-- begin Data supplied --

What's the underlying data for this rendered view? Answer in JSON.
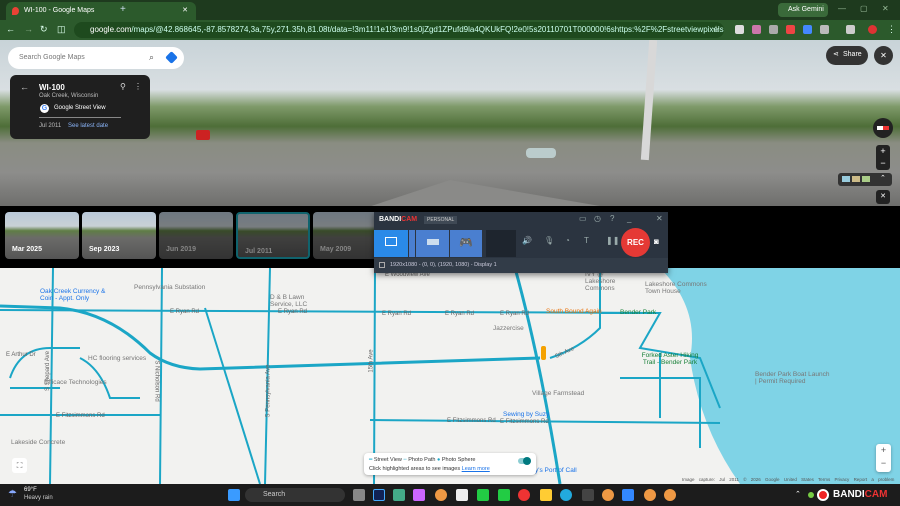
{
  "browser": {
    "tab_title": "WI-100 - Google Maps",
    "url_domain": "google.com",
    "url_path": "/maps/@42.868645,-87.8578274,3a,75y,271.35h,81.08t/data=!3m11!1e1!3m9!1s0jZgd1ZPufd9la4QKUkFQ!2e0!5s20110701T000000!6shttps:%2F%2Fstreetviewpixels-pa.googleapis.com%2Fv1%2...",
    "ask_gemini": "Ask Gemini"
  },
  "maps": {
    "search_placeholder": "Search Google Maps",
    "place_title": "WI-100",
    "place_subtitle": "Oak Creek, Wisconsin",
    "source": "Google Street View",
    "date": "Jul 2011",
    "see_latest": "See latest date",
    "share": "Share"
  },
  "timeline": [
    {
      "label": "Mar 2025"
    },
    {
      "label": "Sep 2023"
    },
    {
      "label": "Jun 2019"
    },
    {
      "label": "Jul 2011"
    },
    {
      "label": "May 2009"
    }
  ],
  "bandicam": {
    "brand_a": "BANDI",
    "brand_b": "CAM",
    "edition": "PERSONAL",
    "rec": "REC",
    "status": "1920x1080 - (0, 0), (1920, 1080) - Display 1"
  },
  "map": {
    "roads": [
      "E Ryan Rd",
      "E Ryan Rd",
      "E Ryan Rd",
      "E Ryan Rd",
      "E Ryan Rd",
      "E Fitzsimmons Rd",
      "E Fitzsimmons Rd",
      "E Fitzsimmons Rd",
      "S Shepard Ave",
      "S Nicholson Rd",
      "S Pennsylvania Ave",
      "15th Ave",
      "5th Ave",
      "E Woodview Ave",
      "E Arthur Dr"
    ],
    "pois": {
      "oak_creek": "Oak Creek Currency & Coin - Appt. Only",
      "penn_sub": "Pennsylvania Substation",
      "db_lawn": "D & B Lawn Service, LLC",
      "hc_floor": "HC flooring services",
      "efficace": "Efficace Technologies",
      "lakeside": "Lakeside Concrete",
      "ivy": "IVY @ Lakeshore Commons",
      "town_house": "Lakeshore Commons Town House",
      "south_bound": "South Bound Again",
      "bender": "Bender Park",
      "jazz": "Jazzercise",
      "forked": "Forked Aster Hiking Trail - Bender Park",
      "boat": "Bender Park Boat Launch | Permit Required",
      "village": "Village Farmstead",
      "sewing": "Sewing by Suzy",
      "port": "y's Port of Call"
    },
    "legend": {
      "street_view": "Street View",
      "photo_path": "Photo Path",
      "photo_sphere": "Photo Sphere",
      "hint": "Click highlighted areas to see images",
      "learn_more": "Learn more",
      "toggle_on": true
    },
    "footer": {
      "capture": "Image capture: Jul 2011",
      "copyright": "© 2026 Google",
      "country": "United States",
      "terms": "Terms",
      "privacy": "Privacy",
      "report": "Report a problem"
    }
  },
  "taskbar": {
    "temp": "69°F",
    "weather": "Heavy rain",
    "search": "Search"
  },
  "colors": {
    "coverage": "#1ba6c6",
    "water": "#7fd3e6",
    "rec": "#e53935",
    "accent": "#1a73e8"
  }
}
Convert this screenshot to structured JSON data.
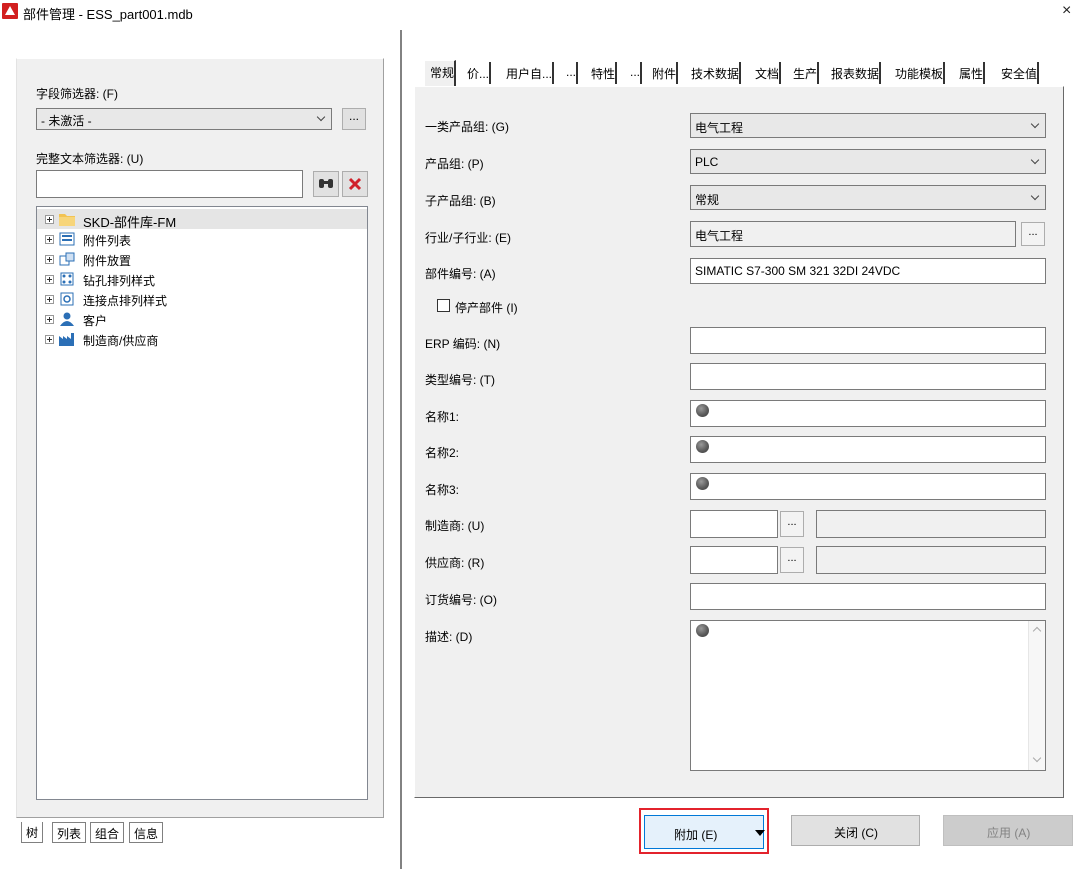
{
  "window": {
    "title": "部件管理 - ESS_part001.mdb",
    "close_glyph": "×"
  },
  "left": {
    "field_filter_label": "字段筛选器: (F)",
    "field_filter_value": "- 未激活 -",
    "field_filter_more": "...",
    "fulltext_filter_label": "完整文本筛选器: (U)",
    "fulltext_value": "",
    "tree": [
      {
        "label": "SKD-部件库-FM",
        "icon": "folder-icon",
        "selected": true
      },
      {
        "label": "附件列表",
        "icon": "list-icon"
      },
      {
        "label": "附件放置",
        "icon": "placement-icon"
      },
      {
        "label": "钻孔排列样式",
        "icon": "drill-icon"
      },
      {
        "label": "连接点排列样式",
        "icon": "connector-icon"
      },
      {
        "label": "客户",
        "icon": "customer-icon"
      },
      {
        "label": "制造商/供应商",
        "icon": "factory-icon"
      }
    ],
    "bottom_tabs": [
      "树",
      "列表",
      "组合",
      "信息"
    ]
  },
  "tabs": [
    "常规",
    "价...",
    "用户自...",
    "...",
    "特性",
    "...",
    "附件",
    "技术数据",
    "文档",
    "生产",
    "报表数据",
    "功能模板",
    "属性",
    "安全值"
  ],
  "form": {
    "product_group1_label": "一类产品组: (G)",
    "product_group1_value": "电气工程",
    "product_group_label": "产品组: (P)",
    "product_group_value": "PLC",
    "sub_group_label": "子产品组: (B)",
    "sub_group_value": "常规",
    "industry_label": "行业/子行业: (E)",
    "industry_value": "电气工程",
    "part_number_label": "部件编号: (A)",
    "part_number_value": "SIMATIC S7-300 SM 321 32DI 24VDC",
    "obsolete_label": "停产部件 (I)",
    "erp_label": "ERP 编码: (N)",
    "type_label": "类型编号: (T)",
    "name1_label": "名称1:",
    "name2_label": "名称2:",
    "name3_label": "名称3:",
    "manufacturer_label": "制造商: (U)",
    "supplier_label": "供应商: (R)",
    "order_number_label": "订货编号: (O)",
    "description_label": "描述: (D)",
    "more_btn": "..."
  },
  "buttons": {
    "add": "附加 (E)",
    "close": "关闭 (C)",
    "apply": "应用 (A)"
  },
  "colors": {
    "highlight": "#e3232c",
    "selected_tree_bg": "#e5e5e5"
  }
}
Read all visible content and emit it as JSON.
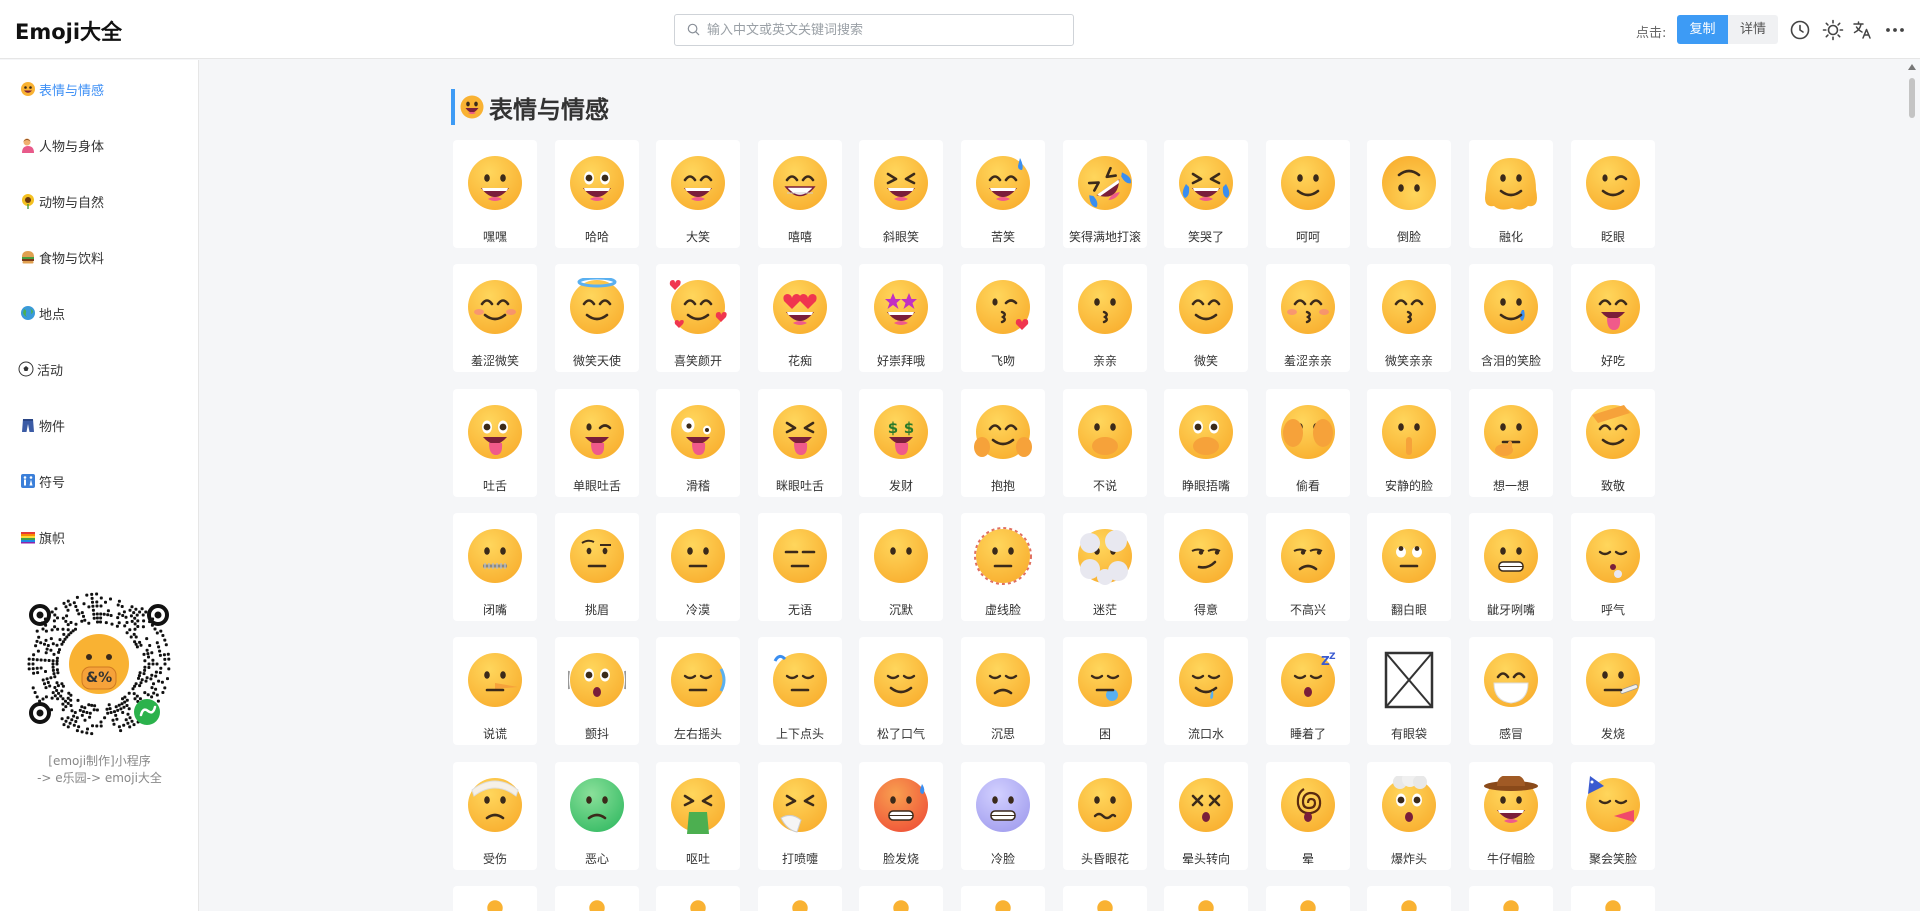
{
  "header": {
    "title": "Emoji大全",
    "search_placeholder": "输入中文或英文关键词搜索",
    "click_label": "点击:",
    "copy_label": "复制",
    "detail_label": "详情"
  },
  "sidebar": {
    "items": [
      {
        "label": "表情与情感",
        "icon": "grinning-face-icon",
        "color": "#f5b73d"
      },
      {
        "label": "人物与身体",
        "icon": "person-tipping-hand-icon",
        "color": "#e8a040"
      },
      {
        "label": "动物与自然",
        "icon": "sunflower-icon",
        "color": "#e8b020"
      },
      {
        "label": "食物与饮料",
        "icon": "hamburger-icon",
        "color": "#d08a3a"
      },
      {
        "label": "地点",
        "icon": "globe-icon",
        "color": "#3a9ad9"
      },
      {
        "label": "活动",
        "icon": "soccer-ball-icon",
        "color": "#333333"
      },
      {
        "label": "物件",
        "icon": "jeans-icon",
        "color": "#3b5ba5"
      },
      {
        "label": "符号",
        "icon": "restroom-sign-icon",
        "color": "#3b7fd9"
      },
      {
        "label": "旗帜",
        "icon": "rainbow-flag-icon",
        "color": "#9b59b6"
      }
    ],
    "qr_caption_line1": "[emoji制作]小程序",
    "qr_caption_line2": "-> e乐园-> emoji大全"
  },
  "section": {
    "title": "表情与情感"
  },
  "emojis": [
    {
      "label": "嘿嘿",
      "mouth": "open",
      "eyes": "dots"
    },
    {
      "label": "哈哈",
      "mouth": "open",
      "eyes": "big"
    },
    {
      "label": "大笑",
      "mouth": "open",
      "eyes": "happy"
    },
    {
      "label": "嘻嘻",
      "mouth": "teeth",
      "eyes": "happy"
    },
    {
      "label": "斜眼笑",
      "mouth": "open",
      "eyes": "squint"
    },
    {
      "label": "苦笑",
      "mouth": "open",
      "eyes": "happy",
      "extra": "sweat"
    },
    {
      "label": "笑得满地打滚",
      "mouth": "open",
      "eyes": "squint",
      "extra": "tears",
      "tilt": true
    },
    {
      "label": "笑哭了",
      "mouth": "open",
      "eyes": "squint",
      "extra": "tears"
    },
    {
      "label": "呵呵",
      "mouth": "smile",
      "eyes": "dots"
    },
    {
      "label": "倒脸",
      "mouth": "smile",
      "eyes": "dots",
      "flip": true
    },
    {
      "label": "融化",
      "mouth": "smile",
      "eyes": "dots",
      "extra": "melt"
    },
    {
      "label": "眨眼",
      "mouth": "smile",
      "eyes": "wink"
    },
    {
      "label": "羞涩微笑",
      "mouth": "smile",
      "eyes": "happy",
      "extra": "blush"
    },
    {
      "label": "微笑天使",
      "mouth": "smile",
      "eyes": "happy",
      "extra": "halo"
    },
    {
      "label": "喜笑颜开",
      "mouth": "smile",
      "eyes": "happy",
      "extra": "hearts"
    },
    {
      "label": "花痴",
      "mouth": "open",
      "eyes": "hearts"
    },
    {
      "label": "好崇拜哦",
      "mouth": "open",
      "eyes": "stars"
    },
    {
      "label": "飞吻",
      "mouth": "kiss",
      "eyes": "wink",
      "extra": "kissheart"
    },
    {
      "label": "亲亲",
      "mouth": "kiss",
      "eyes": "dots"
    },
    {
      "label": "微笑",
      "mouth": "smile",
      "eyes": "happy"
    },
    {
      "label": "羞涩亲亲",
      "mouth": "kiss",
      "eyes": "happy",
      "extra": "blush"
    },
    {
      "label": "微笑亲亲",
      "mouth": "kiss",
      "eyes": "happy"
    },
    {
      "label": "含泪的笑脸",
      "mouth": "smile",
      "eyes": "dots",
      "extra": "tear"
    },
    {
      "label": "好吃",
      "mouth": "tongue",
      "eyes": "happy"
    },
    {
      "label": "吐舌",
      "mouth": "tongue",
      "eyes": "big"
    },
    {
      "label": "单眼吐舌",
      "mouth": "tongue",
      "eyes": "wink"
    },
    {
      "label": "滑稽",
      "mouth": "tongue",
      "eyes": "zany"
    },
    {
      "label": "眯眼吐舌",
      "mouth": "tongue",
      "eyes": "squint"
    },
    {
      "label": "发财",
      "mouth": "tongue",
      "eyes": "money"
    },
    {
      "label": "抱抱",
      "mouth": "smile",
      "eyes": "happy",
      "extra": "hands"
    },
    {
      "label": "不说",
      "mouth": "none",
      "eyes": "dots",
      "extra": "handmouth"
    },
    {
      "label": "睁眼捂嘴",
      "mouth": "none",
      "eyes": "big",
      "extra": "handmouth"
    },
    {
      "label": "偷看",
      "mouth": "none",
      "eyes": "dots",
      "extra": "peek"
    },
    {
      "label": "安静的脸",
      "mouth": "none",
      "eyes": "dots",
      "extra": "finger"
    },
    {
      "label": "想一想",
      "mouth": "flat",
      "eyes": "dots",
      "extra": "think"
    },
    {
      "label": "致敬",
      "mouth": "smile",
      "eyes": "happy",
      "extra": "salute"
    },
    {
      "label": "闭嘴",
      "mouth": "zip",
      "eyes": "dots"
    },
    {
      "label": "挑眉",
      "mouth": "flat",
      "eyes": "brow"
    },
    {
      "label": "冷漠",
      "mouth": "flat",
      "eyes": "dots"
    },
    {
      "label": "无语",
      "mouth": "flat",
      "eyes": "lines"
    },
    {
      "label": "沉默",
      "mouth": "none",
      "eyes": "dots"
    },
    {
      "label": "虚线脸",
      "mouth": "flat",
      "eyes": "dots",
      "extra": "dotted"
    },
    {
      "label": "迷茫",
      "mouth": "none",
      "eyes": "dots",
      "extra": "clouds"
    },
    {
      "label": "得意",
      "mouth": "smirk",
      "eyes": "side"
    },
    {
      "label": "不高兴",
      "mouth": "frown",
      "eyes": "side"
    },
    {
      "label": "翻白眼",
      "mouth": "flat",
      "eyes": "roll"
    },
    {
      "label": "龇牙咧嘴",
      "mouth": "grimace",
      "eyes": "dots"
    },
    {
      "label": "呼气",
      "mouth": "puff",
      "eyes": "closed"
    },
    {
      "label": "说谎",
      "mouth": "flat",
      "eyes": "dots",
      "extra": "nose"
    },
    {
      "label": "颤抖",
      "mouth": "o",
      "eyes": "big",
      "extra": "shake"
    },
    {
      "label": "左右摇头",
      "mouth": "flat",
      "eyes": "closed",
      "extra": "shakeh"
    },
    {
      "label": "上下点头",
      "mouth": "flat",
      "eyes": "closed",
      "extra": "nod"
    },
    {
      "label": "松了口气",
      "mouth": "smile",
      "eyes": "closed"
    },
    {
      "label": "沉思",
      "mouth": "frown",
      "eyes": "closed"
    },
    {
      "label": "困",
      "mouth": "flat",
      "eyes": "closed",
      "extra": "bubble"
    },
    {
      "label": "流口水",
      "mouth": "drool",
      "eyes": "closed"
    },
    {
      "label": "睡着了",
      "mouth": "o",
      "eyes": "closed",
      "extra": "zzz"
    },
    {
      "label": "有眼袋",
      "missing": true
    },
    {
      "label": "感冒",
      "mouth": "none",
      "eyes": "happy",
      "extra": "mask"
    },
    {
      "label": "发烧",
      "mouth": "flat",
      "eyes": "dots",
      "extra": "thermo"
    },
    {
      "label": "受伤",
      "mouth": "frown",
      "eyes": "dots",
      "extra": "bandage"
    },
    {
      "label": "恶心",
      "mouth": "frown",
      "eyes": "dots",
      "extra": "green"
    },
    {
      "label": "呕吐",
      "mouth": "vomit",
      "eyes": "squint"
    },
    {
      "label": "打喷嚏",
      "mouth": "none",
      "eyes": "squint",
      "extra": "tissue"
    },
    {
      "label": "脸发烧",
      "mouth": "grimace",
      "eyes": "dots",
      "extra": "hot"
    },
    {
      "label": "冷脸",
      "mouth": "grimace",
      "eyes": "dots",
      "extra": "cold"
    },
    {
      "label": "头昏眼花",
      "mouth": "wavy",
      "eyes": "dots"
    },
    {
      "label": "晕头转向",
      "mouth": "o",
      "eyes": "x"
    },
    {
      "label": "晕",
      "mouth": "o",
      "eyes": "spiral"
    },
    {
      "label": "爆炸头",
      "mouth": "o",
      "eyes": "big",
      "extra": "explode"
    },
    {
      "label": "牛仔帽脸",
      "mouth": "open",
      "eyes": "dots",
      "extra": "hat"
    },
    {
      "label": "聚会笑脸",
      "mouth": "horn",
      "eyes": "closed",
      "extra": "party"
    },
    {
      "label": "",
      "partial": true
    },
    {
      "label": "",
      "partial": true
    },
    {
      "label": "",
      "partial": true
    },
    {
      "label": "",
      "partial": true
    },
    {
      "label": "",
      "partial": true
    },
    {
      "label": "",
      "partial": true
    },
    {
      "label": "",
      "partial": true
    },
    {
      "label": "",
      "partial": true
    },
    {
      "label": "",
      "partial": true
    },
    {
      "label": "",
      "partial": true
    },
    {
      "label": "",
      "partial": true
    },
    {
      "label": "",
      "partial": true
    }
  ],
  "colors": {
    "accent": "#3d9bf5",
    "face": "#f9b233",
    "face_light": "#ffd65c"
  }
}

-- end Data supplied --

:: Problem statement ::
Which lines hold the string "Park"? List them all.

:: Result of the task ::
      "bender": "Bender Park",
      "forked": "Forked Aster Hiking Trail - Bender Park",
      "boat": "Bender Park Boat Launch | Permit Required",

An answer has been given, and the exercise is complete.